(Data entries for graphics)
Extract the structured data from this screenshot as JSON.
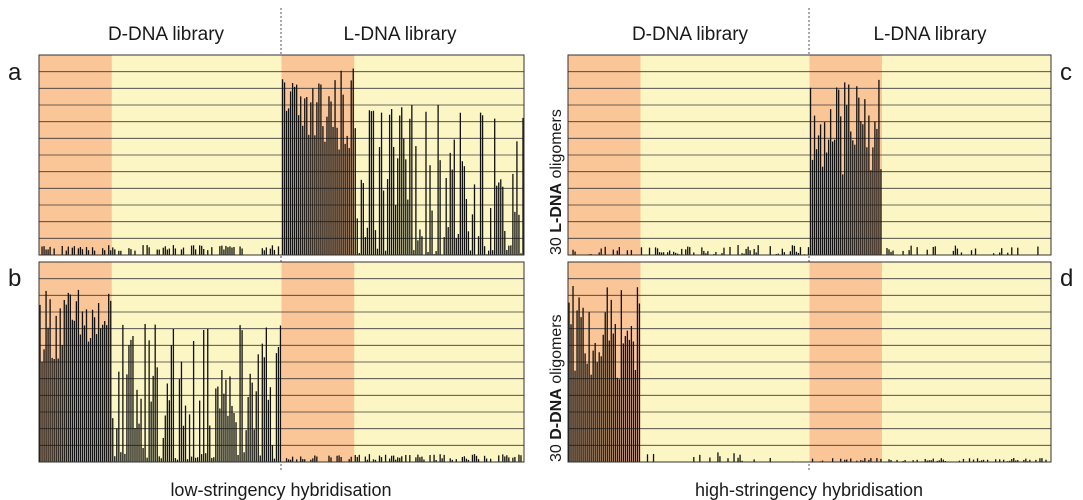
{
  "colors": {
    "d_region": "#fac597",
    "l_region": "#fbf6c3",
    "gridline": "#3a3a3a",
    "bar": "#111111"
  },
  "headers": {
    "left_d": "D-DNA library",
    "left_l": "L-DNA library",
    "right_d": "D-DNA library",
    "right_l": "L-DNA library"
  },
  "footers": {
    "left": "low-stringency hybridisation",
    "right": "high-stringency hybridisation"
  },
  "ylabels": {
    "top": {
      "count": "30",
      "bold": "L-DNA",
      "rest": "oligomers"
    },
    "bottom": {
      "count": "30",
      "bold": "D-DNA",
      "rest": "oligomers"
    }
  },
  "chart_data": [
    {
      "type": "bar",
      "panel": "a",
      "regions": [
        {
          "library": "D-DNA library",
          "highlighted_fraction": 0.3
        },
        {
          "library": "L-DNA library",
          "highlighted_fraction": 0.3
        }
      ],
      "approx_bar_height_fraction": {
        "D-DNA library": [
          0.02,
          0.05
        ],
        "L-DNA library": [
          0.05,
          0.95
        ]
      },
      "ylim": [
        0,
        1
      ],
      "gridlines": 12
    },
    {
      "type": "bar",
      "panel": "b",
      "regions": [
        {
          "library": "D-DNA library",
          "highlighted_fraction": 0.3
        },
        {
          "library": "L-DNA library",
          "highlighted_fraction": 0.3
        }
      ],
      "approx_bar_height_fraction": {
        "D-DNA library": [
          0.1,
          0.88
        ],
        "L-DNA library": [
          0.01,
          0.04
        ]
      },
      "ylim": [
        0,
        1
      ],
      "gridlines": 12
    },
    {
      "type": "bar",
      "panel": "c",
      "regions": [
        {
          "library": "D-DNA library",
          "highlighted_fraction": 0.3
        },
        {
          "library": "L-DNA library",
          "highlighted_fraction": 0.3
        }
      ],
      "approx_bar_height_fraction": {
        "D-DNA library": [
          0.0,
          0.05
        ],
        "L-DNA library": [
          0.0,
          0.9
        ]
      },
      "ylim": [
        0,
        1
      ],
      "gridlines": 12
    },
    {
      "type": "bar",
      "panel": "d",
      "regions": [
        {
          "library": "D-DNA library",
          "highlighted_fraction": 0.3
        },
        {
          "library": "L-DNA library",
          "highlighted_fraction": 0.3
        }
      ],
      "approx_bar_height_fraction": {
        "D-DNA library": [
          0.0,
          0.88
        ],
        "L-DNA library": [
          0.0,
          0.02
        ]
      },
      "ylim": [
        0,
        1
      ],
      "gridlines": 12
    }
  ]
}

— Problem —
Scan the entries above and work out how many lines include the word "stringency"; the reply is that number alone.

— Exercise solution —
2